WORK REQUIRED: Filter these entries so that only lines with the word "OES和ICP" remain.

Extracted data entries:
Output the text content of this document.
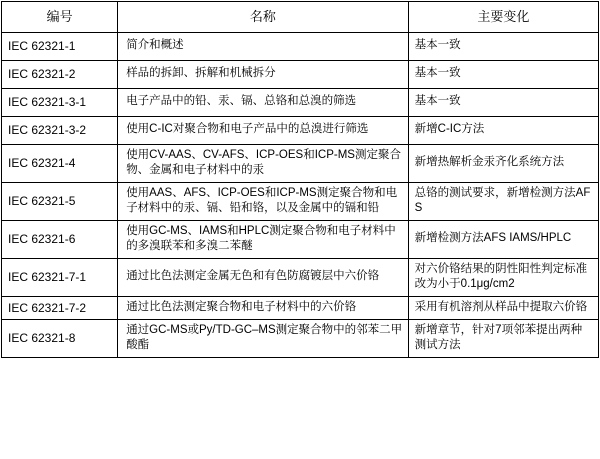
编号	名称	主要变化
IEC 62321-1	简介和概述	基本一致
IEC 62321-2	样品的拆卸、拆解和机械拆分	基本一致
IEC 62321-3-1	电子产品中的铅、汞、镉、总铬和总溴的筛选	基本一致
IEC 62321-3-2	使用C-IC对聚合物和电子产品中的总溴进行筛选	新增C-IC方法
IEC 62321-4	使用CV-AAS、CV-AFS、ICP-OES和ICP-MS测定聚合物、金属和电子材料中的汞	新增热解析金汞齐化系统方法
IEC 62321-5	使用AAS、AFS、ICP-OES和ICP-MS测定聚合物和电子材料中的汞、镉、铅和铬，以及金属中的镉和铅	总铬的测试要求，新增检测方法AFS
IEC 62321-6	使用GC-MS、IAMS和HPLC测定聚合物和电子材料中的多溴联苯和多溴二苯醚	新增检测方法AFS IAMS/HPLC
IEC 62321-7-1	通过比色法测定金属无色和有色防腐镀层中六价铬	对六价铬结果的阴性阳性判定标准改为小于0.1μg/cm2
IEC 62321-7-2	通过比色法测定聚合物和电子材料中的六价铬	采用有机溶剂从样品中提取六价铬
IEC 62321-8	通过GC-MS或Py/TD-GC–MS测定聚合物中的邻苯二甲酸酯	新增章节，针对7项邻苯提出两种测试方法
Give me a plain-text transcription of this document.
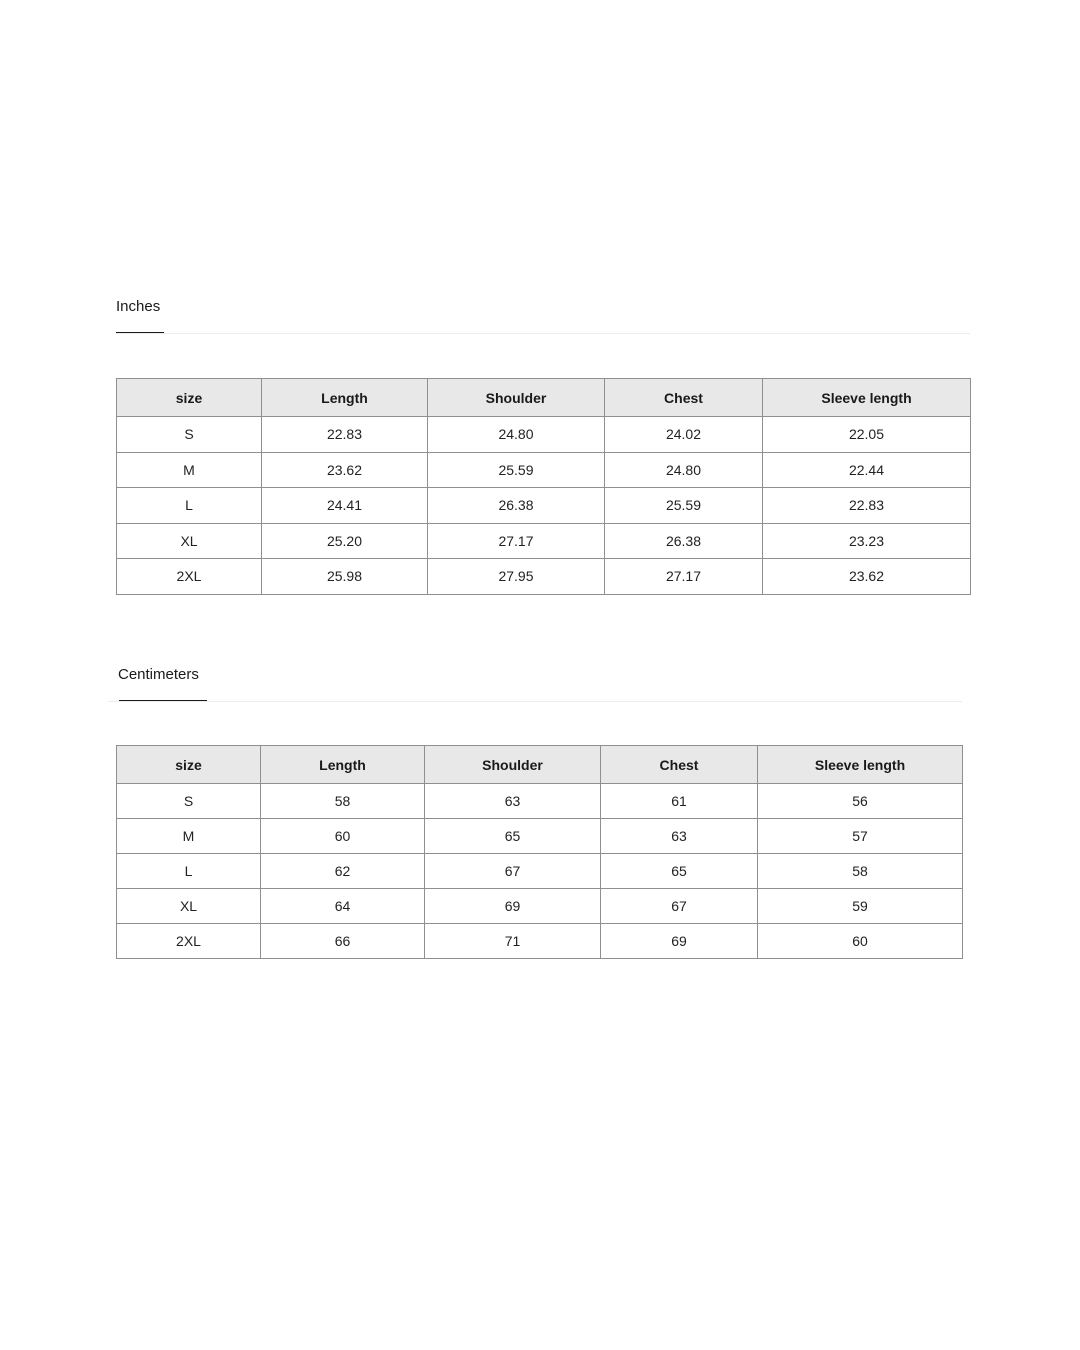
Inches
size	Length	Shoulder	Chest	Sleeve length
S	22.83	24.80	24.02	22.05
M	23.62	25.59	24.80	22.44
L	24.41	26.38	25.59	22.83
XL	25.20	27.17	26.38	23.23
2XL	25.98	27.95	27.17	23.62
Centimeters
size	Length	Shoulder	Chest	Sleeve length
S	58	63	61	56
M	60	65	63	57
L	62	67	65	58
XL	64	69	67	59
2XL	66	71	69	60
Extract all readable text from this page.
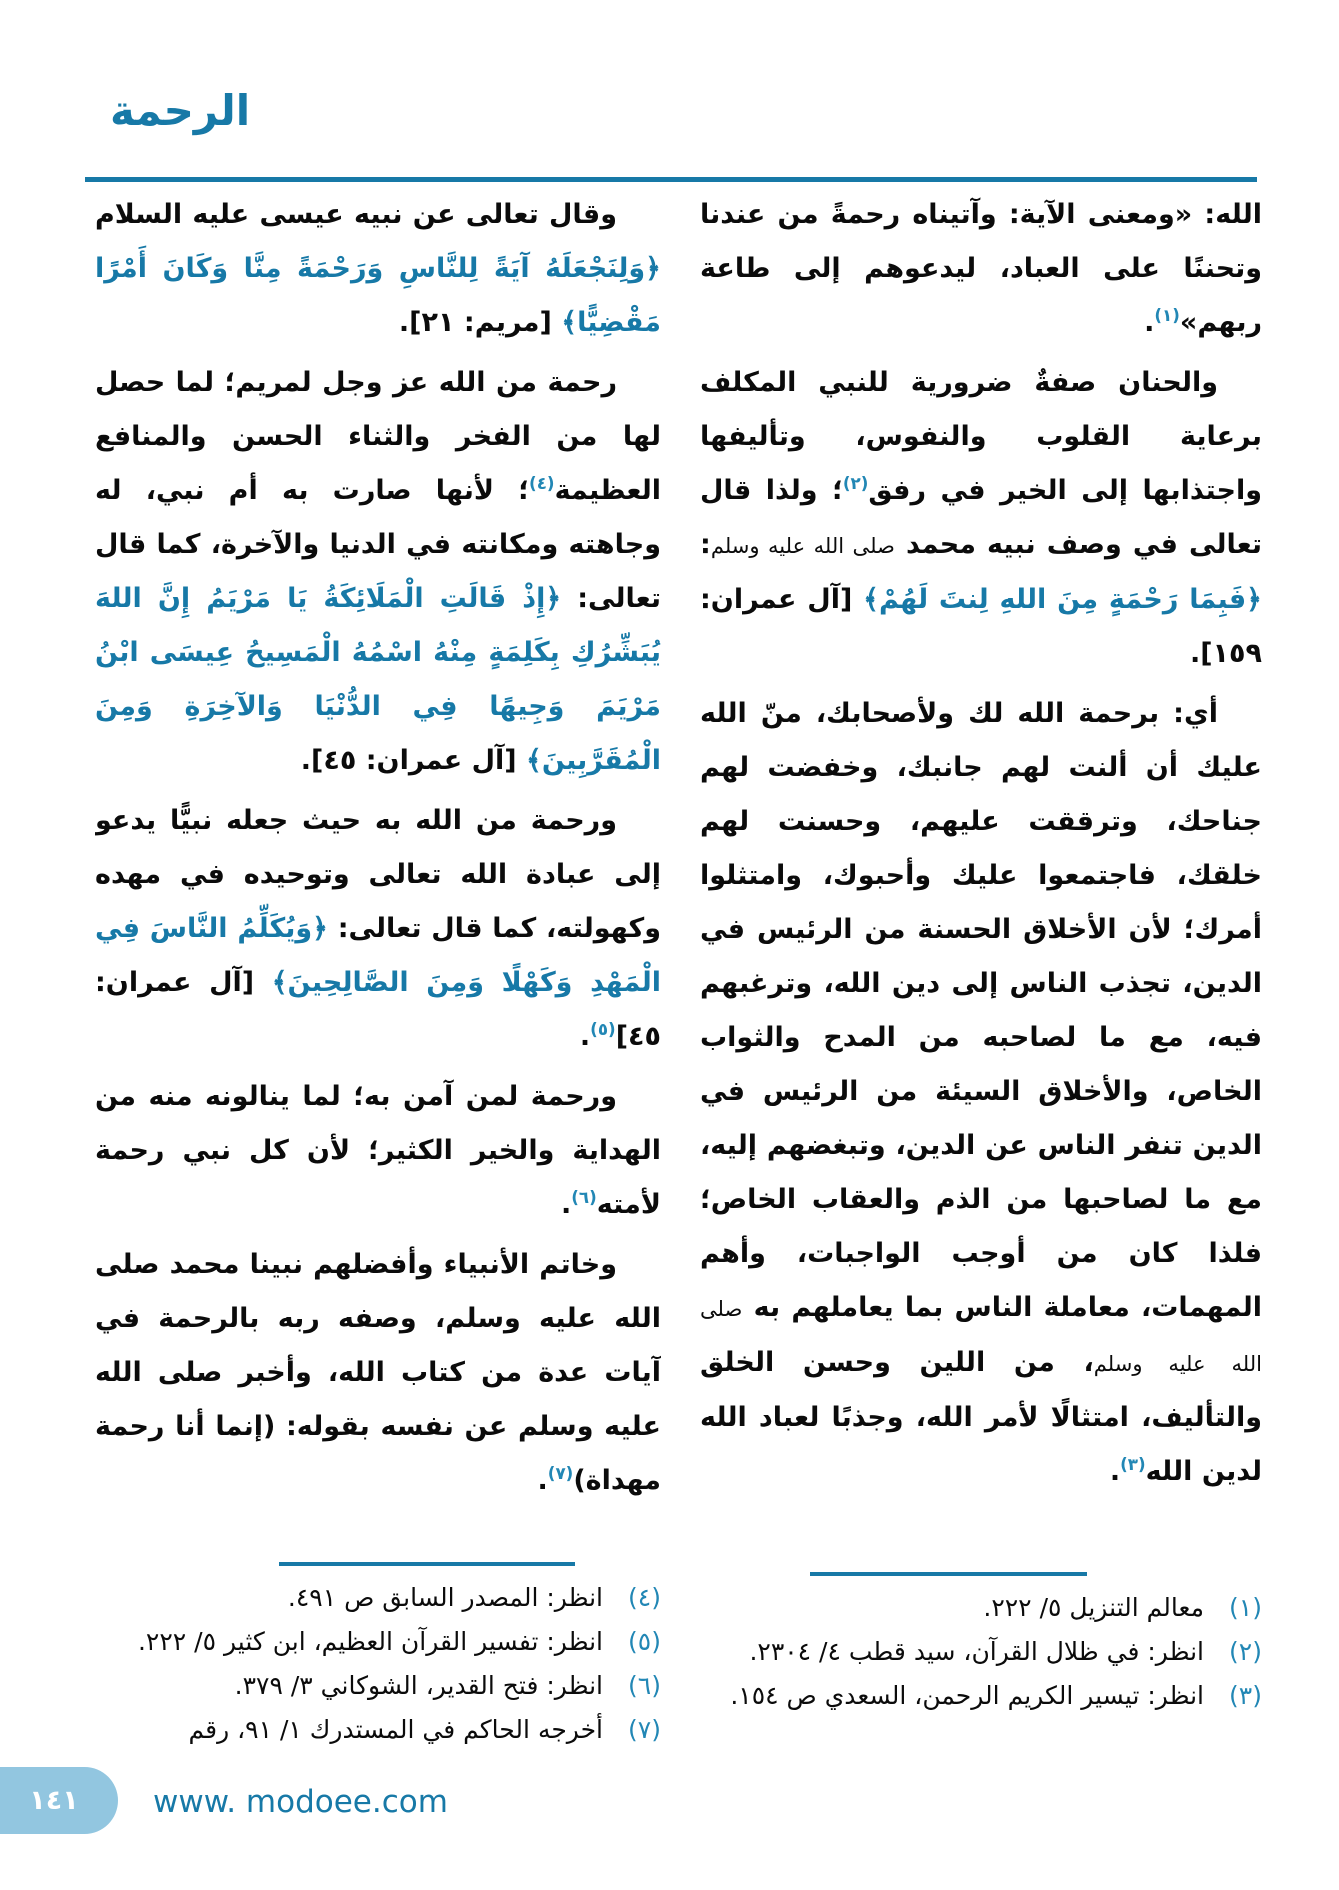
الرحمة

الله: «ومعنى الآية: وآتيناه رحمةً من عندنا وتحننًا على العباد، ليدعوهم إلى طاعة ربهم»$^{(١)}$.

والحنان صفةٌ ضرورية للنبي المكلف برعاية القلوب والنفوس، وتأليفها واجتذابها إلى الخير في رفق$^{(٢)}$؛ ولذا قال تعالى في وصف نبيه محمد صلى الله عليه وسلم: ﴿فَبِمَا رَحْمَةٍ مِنَ اللهِ لِنتَ لَهُمْ﴾ [آل عمران: ١٥٩].

أي: برحمة الله لك ولأصحابك، منّ الله عليك أن ألنت لهم جانبك، وخفضت لهم جناحك، وترققت عليهم، وحسنت لهم خلقك، فاجتمعوا عليك وأحبوك، وامتثلوا أمرك؛ لأن الأخلاق الحسنة من الرئيس في الدين، تجذب الناس إلى دين الله، وترغبهم فيه، مع ما لصاحبه من المدح والثواب الخاص، والأخلاق السيئة من الرئيس في الدين تنفر الناس عن الدين، وتبغضهم إليه، مع ما لصاحبها من الذم والعقاب الخاص؛ فلذا كان من أوجب الواجبات، وأهم المهمات، معاملة الناس بما يعاملهم به صلى الله عليه وسلم، من اللين وحسن الخلق والتأليف، امتثالًا لأمر الله، وجذبًا لعباد الله لدين الله$^{(٣)}$.

وقال تعالى عن نبيه عيسى عليه السلام ﴿وَلِنَجْعَلَهُ آيَةً لِلنَّاسِ وَرَحْمَةً مِنَّا وَكَانَ أَمْرًا مَقْضِيًّا﴾ [مريم: ٢١].

رحمة من الله عز وجل لمريم؛ لما حصل لها من الفخر والثناء الحسن والمنافع العظيمة$^{(٤)}$؛ لأنها صارت به أم نبي، له وجاهته ومكانته في الدنيا والآخرة، كما قال تعالى: ﴿إِذْ قَالَتِ الْمَلَائِكَةُ يَا مَرْيَمُ إِنَّ اللهَ يُبَشِّرُكِ بِكَلِمَةٍ مِنْهُ اسْمُهُ الْمَسِيحُ عِيسَى ابْنُ مَرْيَمَ وَجِيهًا فِي الدُّنْيَا وَالآخِرَةِ وَمِنَ الْمُقَرَّبِينَ﴾ [آل عمران: ٤٥].

ورحمة من الله به حيث جعله نبيًّا يدعو إلى عبادة الله تعالى وتوحيده في مهده وكهولته، كما قال تعالى: ﴿وَيُكَلِّمُ النَّاسَ فِي الْمَهْدِ وَكَهْلًا وَمِنَ الصَّالِحِينَ﴾ [آل عمران: ٤٥]$^{(٥)}$.

ورحمة لمن آمن به؛ لما ينالونه منه من الهداية والخير الكثير؛ لأن كل نبي رحمة لأمته$^{(٦)}$.

وخاتم الأنبياء وأفضلهم نبينا محمد صلى الله عليه وسلم، وصفه ربه بالرحمة في آيات عدة من كتاب الله، وأخبر صلى الله عليه وسلم عن نفسه بقوله: (إنما أنا رحمة مهداة)$^{(٧)}$.

(١)
معالم التنزيل ٥/ ٢٢٢.
(٢)
انظر: في ظلال القرآن، سيد قطب ٤/ ٢٣٠٤.
(٣)
انظر: تيسير الكريم الرحمن، السعدي ص ١٥٤.
(٤)
انظر: المصدر السابق ص ٤٩١.
(٥)
انظر: تفسير القرآن العظيم، ابن كثير ٥/ ٢٢٢.
(٦)
انظر: فتح القدير، الشوكاني ٣/ ٣٧٩.
(٧)
أخرجه الحاكم في المستدرك ١/ ٩١، رقم
١٤١	www. modoee.com
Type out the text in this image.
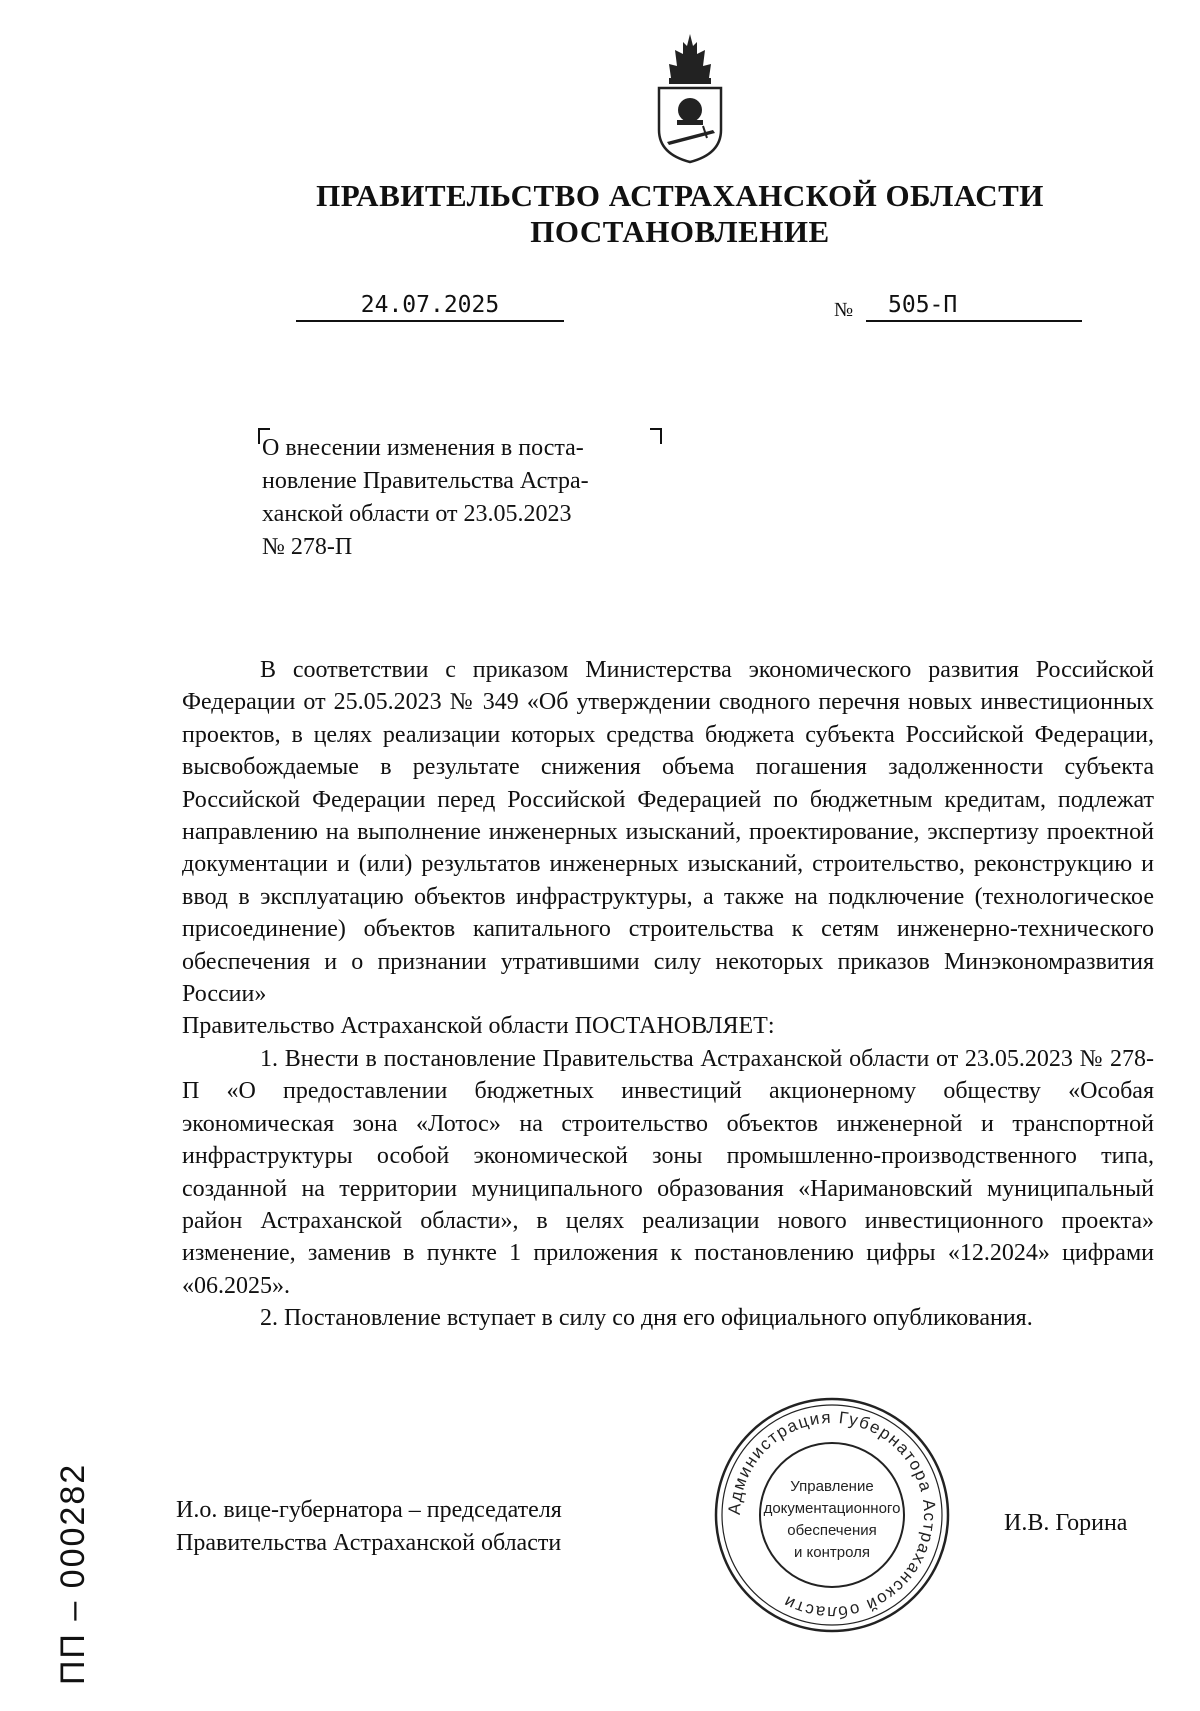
ПРАВИТЕЛЬСТВО АСТРАХАНСКОЙ ОБЛАСТИ
ПОСТАНОВЛЕНИЕ
24.07.2025	№	505-П
О внесении изменения в поста-
новление Правительства Астра-
ханской области от 23.05.2023
№ 278-П

В соответствии с приказом Министерства экономического развития Российской Федерации от 25.05.2023 № 349 «Об утверждении сводного перечня новых инвестиционных проектов, в целях реализации которых средства бюджета субъекта Российской Федерации, высвобождаемые в результате снижения объема погашения задолженности субъекта Российской Федерации перед Российской Федерацией по бюджетным кредитам, подлежат направлению на выполнение инженерных изысканий, проектирование, экспертизу проектной документации и (или) результатов инженерных изысканий, строительство, реконструкцию и ввод в эксплуатацию объектов инфраструктуры, а также на подключение (технологическое присоединение) объектов капитального строительства к сетям инженерно-технического обеспечения и о признании утратившими силу некоторых приказов Минэкономразвития России»

Правительство Астраханской области ПОСТАНОВЛЯЕТ:

1. Внести в постановление Правительства Астраханской области от 23.05.2023 № 278-П «О предоставлении бюджетных инвестиций акционерному обществу «Особая экономическая зона «Лотос» на строительство объектов инженерной и транспортной инфраструктуры особой экономической зоны промышленно-производственного типа, созданной на территории муниципального образования «Наримановский муниципальный район Астраханской области», в целях реализации нового инвестиционного проекта» изменение, заменив в пункте 1 приложения к постановлению цифры «12.2024» цифрами «06.2025».

2. Постановление вступает в силу со дня его официального опубликования.

И.о. вице-губернатора – председателя
Правительства Астраханской области
И.В. Горина
Администрация Губернатора Астраханской области
Управление
документационного
обеспечения
и контроля
ПП – 000282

TASK RESULT:
IEC 62321-4	使用CV-AAS、CV-AFS、ICP-OES和ICP-MS测定聚合物、金属和电子材料中的汞	新增热解析金汞齐化系统方法
IEC 62321-5	使用AAS、AFS、ICP-OES和ICP-MS测定聚合物和电子材料中的汞、镉、铅和铬，以及金属中的镉和铅	总铬的测试要求，新增检测方法AFS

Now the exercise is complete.